**Task prompt**
Locate each line below that includes "которого" and reproduce it.

**Available records**
★ ★ ★
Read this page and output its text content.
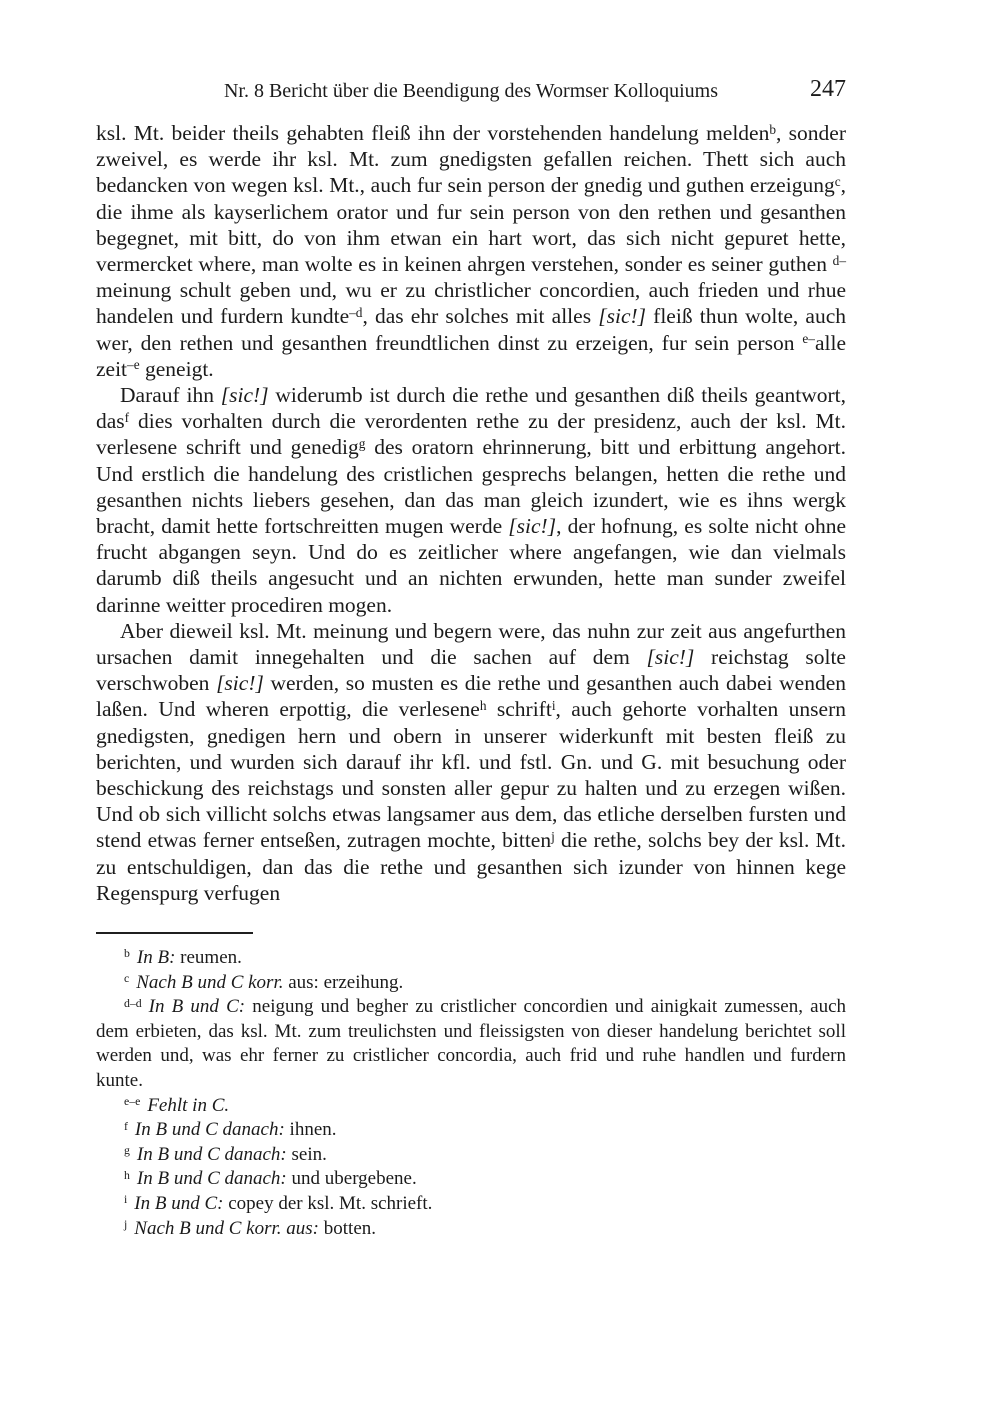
Nr. 8 Bericht über die Beendigung des Wormser Kolloquiums	247

ksl. Mt. beider theils gehabten fleiß ihn der vorstehenden handelung melden$^b$, sonder zweivel, es werde ihr ksl. Mt. zum gnedigsten gefallen reichen. Thett sich auch bedancken von wegen ksl. Mt., auch fur sein person der gnedig und guthen erzeigung$^c$, die ihme als kayserlichem orator und fur sein person von den rethen und gesanthen begegnet, mit bitt, do von ihm etwan ein hart wort, das sich nicht gepuret hette, vermercket where, man wolte es in keinen ahrgen verstehen, sonder es seiner guthen $^{d-}$meinung schult geben und, wu er zu christlicher concordien, auch frieden und rhue handelen und furdern kundte$^{-d}$, das ehr solches mit alles [sic!] fleiß thun wolte, auch wer, den rethen und gesanthen freundtlichen dinst zu erzeigen, fur sein person $^{e-}$alle zeit$^{-e}$ geneigt.

Darauf ihn [sic!] widerumb ist durch die rethe und gesanthen diß theils geantwort, das$^f$ dies vorhalten durch die verordenten rethe zu der presidenz, auch der ksl. Mt. verlesene schrift und genedig$^g$ des oratorn ehrinnerung, bitt und erbittung angehort. Und erstlich die handelung des cristlichen gesprechs belangen, hetten die rethe und gesanthen nichts liebers gesehen, dan das man gleich izundert, wie es ihns wergk bracht, damit hette fortschreitten mugen werde [sic!], der hofnung, es solte nicht ohne frucht abgangen seyn. Und do es zeitlicher where angefangen, wie dan vielmals darumb diß theils angesucht und an nichten erwunden, hette man sunder zweifel darinne weitter procediren mogen.

Aber dieweil ksl. Mt. meinung und begern were, das nuhn zur zeit aus angefurthen ursachen damit innegehalten und die sachen auf dem [sic!] reichstag solte verschwoben [sic!] werden, so musten es die rethe und gesanthen auch dabei wenden laßen. Und wheren erpottig, die verlesene$^h$ schrift$^i$, auch gehorte vorhalten unsern gnedigsten, gnedigen hern und obern in unserer widerkunft mit besten fleiß zu berichten, und wurden sich darauf ihr kfl. und fstl. Gn. und G. mit besuchung oder beschickung des reichstags und sonsten aller gepur zu halten und zu erzegen wißen. Und ob sich villicht solchs etwas langsamer aus dem, das etliche derselben fursten und stend etwas ferner entseßen, zutragen mochte, bitten$^j$ die rethe, solchs bey der ksl. Mt. zu entschuldigen, dan das die rethe und gesanthen sich izunder von hinnen kege Regenspurg verfugen

$^b$ In B: reumen.

$^c$ Nach B und C korr. aus: erzeihung.

$^{d-d}$ In B und C: neigung und begher zu cristlicher concordien und ainigkait zumessen, auch dem erbieten, das ksl. Mt. zum treulichsten und fleissigsten von dieser handelung berichtet soll werden und, was ehr ferner zu cristlicher concordia, auch frid und ruhe handlen und furdern kunte.

$^{e-e}$ Fehlt in C.

$^f$ In B und C danach: ihnen.

$^g$ In B und C danach: sein.

$^h$ In B und C danach: und ubergebene.

$^i$ In B und C: copey der ksl. Mt. schrieft.

$^j$ Nach B und C korr. aus: botten.
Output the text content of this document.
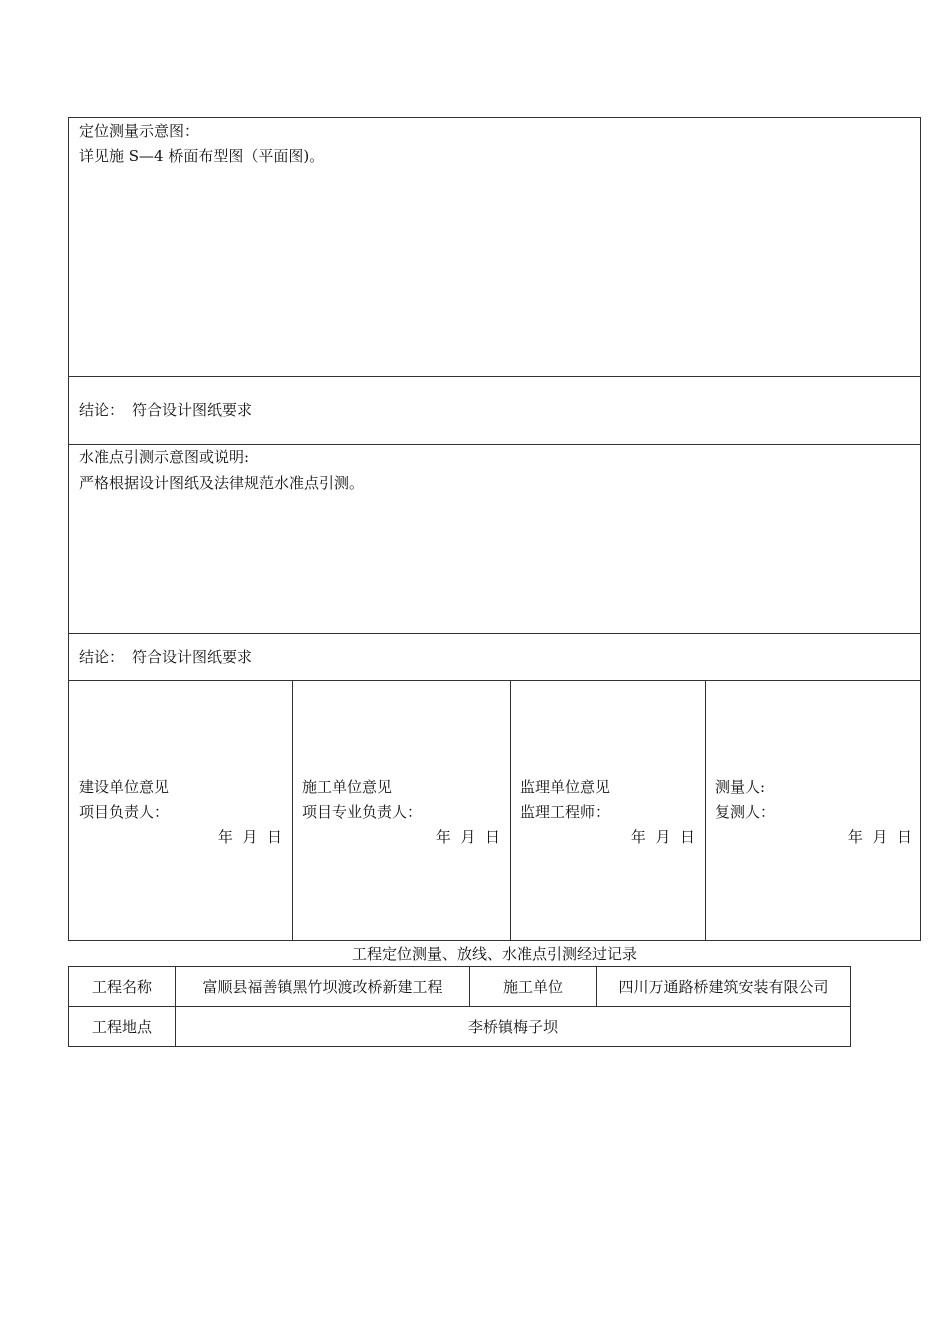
定位测量示意图：
详见施 S—4 桥面布型图（平面图)。
结论： 符合设计图纸要求
水准点引测示意图或说明:
严格根据设计图纸及法律规范水准点引测。
结论： 符合设计图纸要求
建设单位意见
项目负责人：
年  月  日
施工单位意见
项目专业负责人：
年  月  日
监理单位意见
监理工程师：
年  月  日
测量人:
复测人：
年  月  日
工程定位测量、放线、水准点引测经过记录
工程名称	富顺县福善镇黑竹坝渡改桥新建工程	施工单位	四川万通路桥建筑安装有限公司
工程地点	李桥镇梅子坝		
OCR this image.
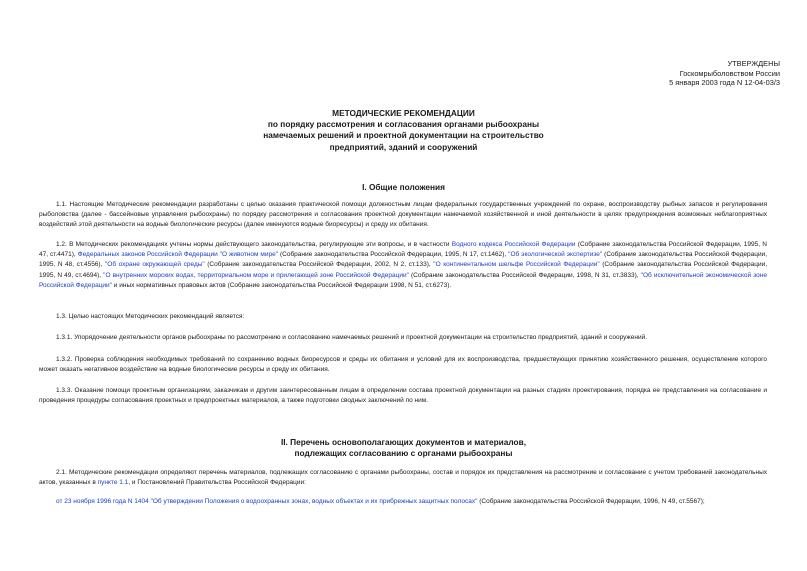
УТВЕРЖДЕНЫ
Госкомрыболовством России
5 января 2003 года N 12-04-03/3
МЕТОДИЧЕСКИЕ РЕКОМЕНДАЦИИ
по порядку рассмотрения и согласования органами рыбоохраны
намечаемых решений и проектной документации на строительство
предприятий, зданий и сооружений
I. Общие положения
1.1. Настоящие Методические рекомендации разработаны с целью оказания практической помощи должностным лицам федеральных государственных учреждений по охране, воспроизводству рыбных запасов и регулирования рыболовства (далее - бассейновые управления рыбоохраны) по порядку рассмотрения и согласования проектной документации намечаемой хозяйственной и иной деятельности в целях предупреждения возможных неблагоприятных воздействий этой деятельности на водные биологические ресурсы (далее именуются водные биоресурсы) и среду их обитания.
1.2. В Методических рекомендациях учтены нормы действующего законодательства, регулирующие эти вопросы, и в частности Водного кодекса Российской Федерации (Собрание законодательства Российской Федерации, 1995, N 47, ст.4471), Федеральных законов Российской Федерации "О животном мире" (Собрание законодательства Российской Федерации, 1995, N 17, ст.1462), "Об экологической экспертизе" (Собрание законодательства Российской Федерации, 1995, N 48, ст.4556), "Об охране окружающей среды" (Собрание законодательства Российской Федерации, 2002, N 2, ст.133), "О континентальном шельфе Российской Федерации" (Собрание законодательства Российской Федерации, 1995, N 49, ст.4694), "О внутренних морских водах, территориальном море и прилегающей зоне Российской Федерации" (Собрание законодательства Российской Федерации, 1998, N 31, ст.3833), "Об исключительной экономической зоне Российской Федерации" и иных нормативных правовых актов (Собрание законодательства Российской Федерации 1998, N 51, ст.6273).
1.3. Целью настоящих Методических рекомендаций является:
1.3.1. Упорядочение деятельности органов рыбоохраны по рассмотрению и согласованию намечаемых решений и проектной документации на строительство предприятий, зданий и сооружений.
1.3.2. Проверка соблюдения необходимых требований по сохранению водных биоресурсов и среды их обитания и условий для их воспроизводства, предшествующих принятию хозяйственного решения, осуществление которого может оказать негативное воздействие на водные биологические ресурсы и среду их обитания.
1.3.3. Оказание помощи проектным организациям, заказчикам и другим заинтересованным лицам в определении состава проектной документации на разных стадиях проектирования, порядка ее представления на согласование и проведения процедуры согласования проектных и предпроектных материалов, а также подготовки сводных заключений по ним.
II. Перечень основополагающих документов и материалов,
подлежащих согласованию с органами рыбоохраны
2.1. Методические рекомендации определяют перечень материалов, подлежащих согласованию с органами рыбоохраны, состав и порядок их представления на рассмотрение и согласование с учетом требований законодательных актов, указанных в пункте 1.1, и Постановлений Правительства Российской Федерации:
от 23 ноября 1996 года N 1404 "Об утверждении Положения о водоохранных зонах, водных объектах и их прибрежных защитных полосах" (Собрание законодательства Российской Федерации, 1996, N 49, ст.5567);
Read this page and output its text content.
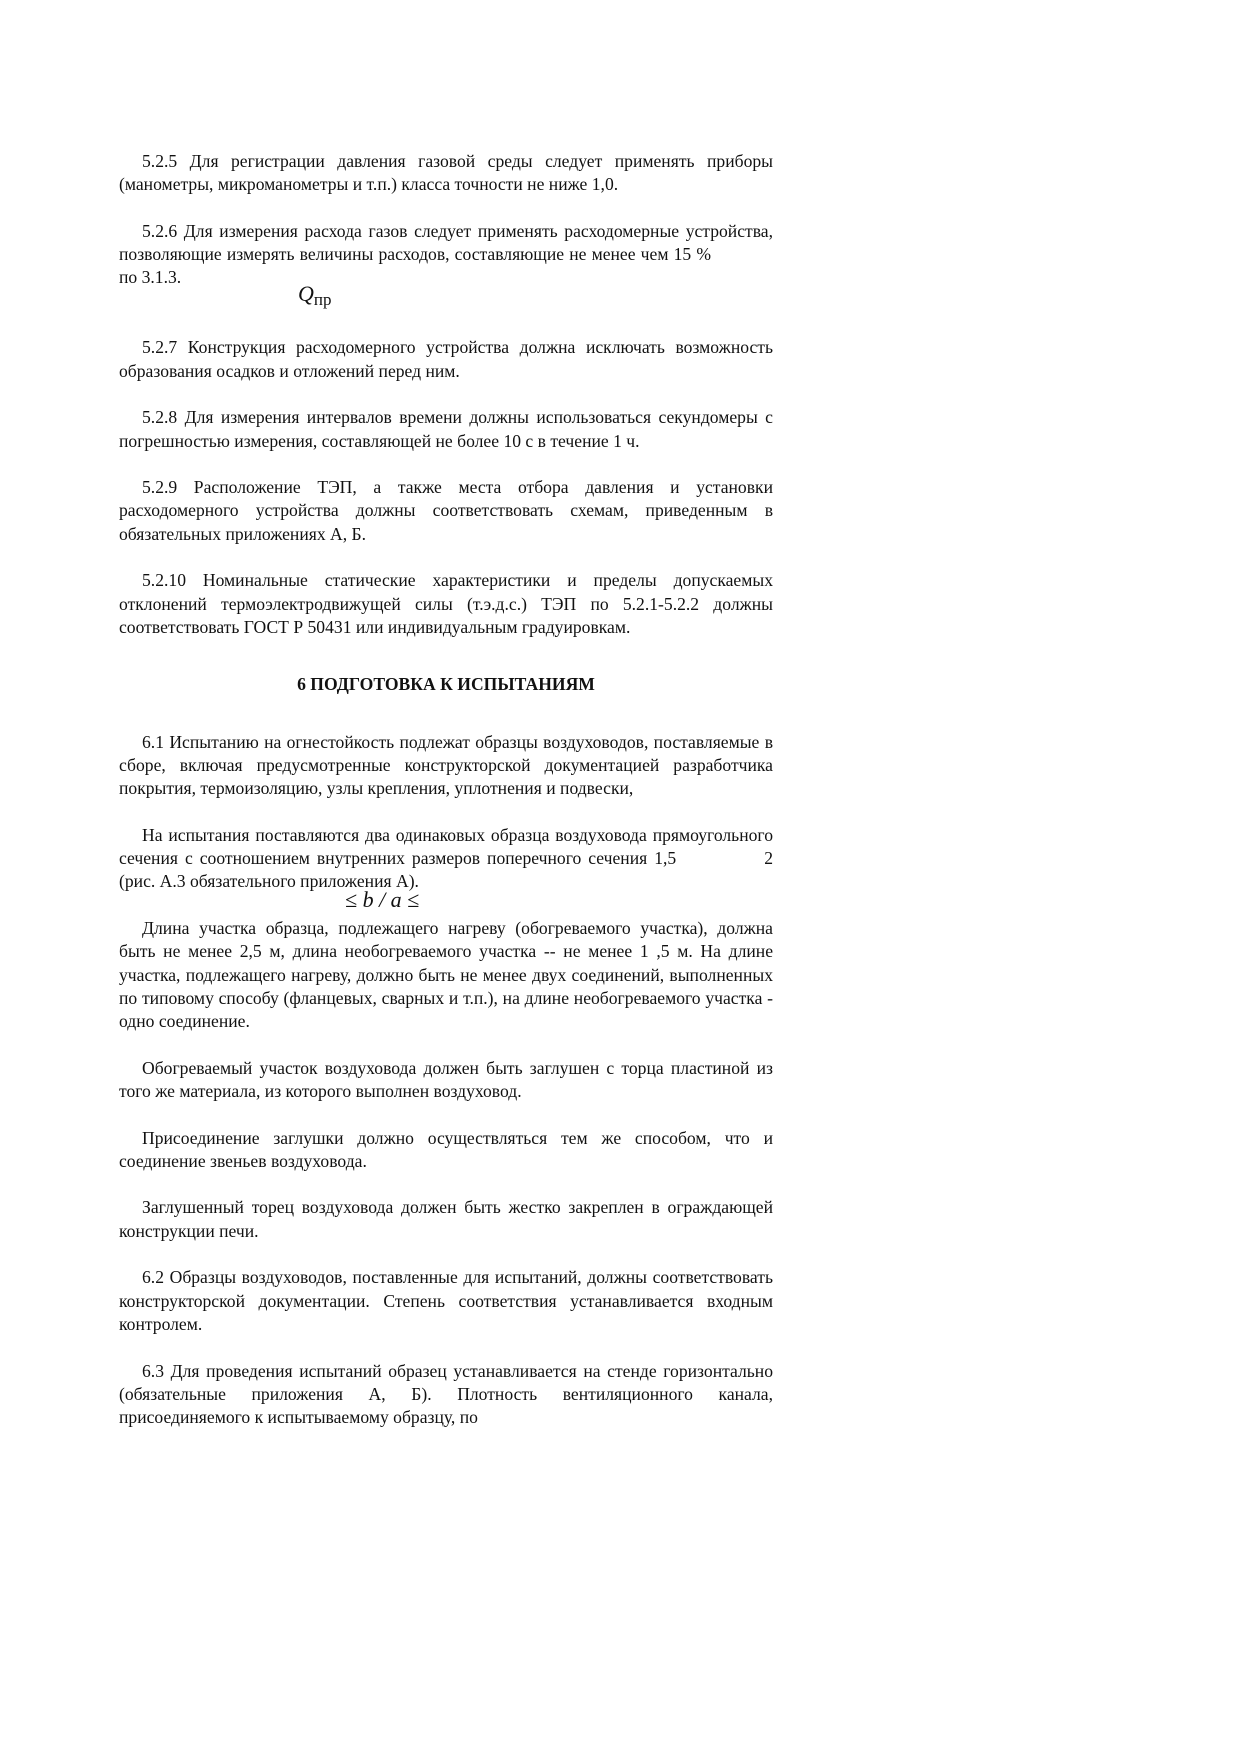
5.2.5 Для регистрации давления газовой среды следует применять приборы (манометры, микроманометры и т.п.) класса точности не ниже 1,0.

5.2.6 Для измерения расхода газов следует применять расходомерные устройства, позволяющие измерять величины расходов, составляющие не менее чем 15 %по 3.1.3.

$Q_{пр}$

5.2.7 Конструкция расходомерного устройства должна исключать возможность образования осадков и отложений перед ним.

5.2.8 Для измерения интервалов времени должны использоваться секундомеры с погрешностью измерения, составляющей не более 10 с в течение 1 ч.

5.2.9 Расположение ТЭП, а также места отбора давления и установки расходомерного устройства должны соответствовать схемам, приведенным в обязательных приложениях А, Б.

5.2.10 Номинальные статические характеристики и пределы допускаемых отклонений термоэлектродвижущей силы (т.э.д.с.) ТЭП по 5.2.1-5.2.2 должны соответствовать ГОСТ Р 50431 или индивидуальным градуировкам.

6 ПОДГОТОВКА К ИСПЫТАНИЯМ

6.1 Испытанию на огнестойкость подлежат образцы воздуховодов, поставляемые в сборе, включая предусмотренные конструкторской документацией разработчика покрытия, термоизоляцию, узлы крепления, уплотнения и подвески,

На испытания поставляются два одинаковых образца воздуховода прямоугольного сечения с соотношением внутренних размеров поперечного сечения 1,5	2 (рис. А.3 обязательного приложения А).

≤ b / a ≤

Длина участка образца, подлежащего нагреву (обогреваемого участка), должна быть не менее 2,5 м, длина необогреваемого участка -- не менее 1 ,5 м. На длине участка, подлежащего нагреву, должно быть не менее двух соединений, выполненных по типовому способу (фланцевых, сварных и т.п.), на длине необогреваемого участка - одно соединение.

Обогреваемый участок воздуховода должен быть заглушен с торца пластиной из того же материала, из которого выполнен воздуховод.

Присоединение заглушки должно осуществляться тем же способом, что и соединение звеньев воздуховода.

Заглушенный торец воздуховода должен быть жестко закреплен в ограждающей конструкции печи.

6.2 Образцы воздуховодов, поставленные для испытаний, должны соответствовать конструкторской документации. Степень соответствия устанавливается входным контролем.

6.3 Для проведения испытаний образец устанавливается на стенде горизонтально (обязательные приложения А, Б). Плотность вентиляционного канала, присоединяемого к испытываемому образцу, по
★ ★ ★
**Exercise output**
1.3.2. Проверка соблюдения необходимых требований по сохранению водных биоресурсов и среды их обитания и условий для их воспроизводства, предшествующих принятию хозяйственного решения, осуществление которого может оказать негативное воздействие на водные биологические ресурсы и среду их обитания.
Обогреваемый участок воздуховода должен быть заглушен с торца пластиной из того же материала, из которого выполнен воздуховод.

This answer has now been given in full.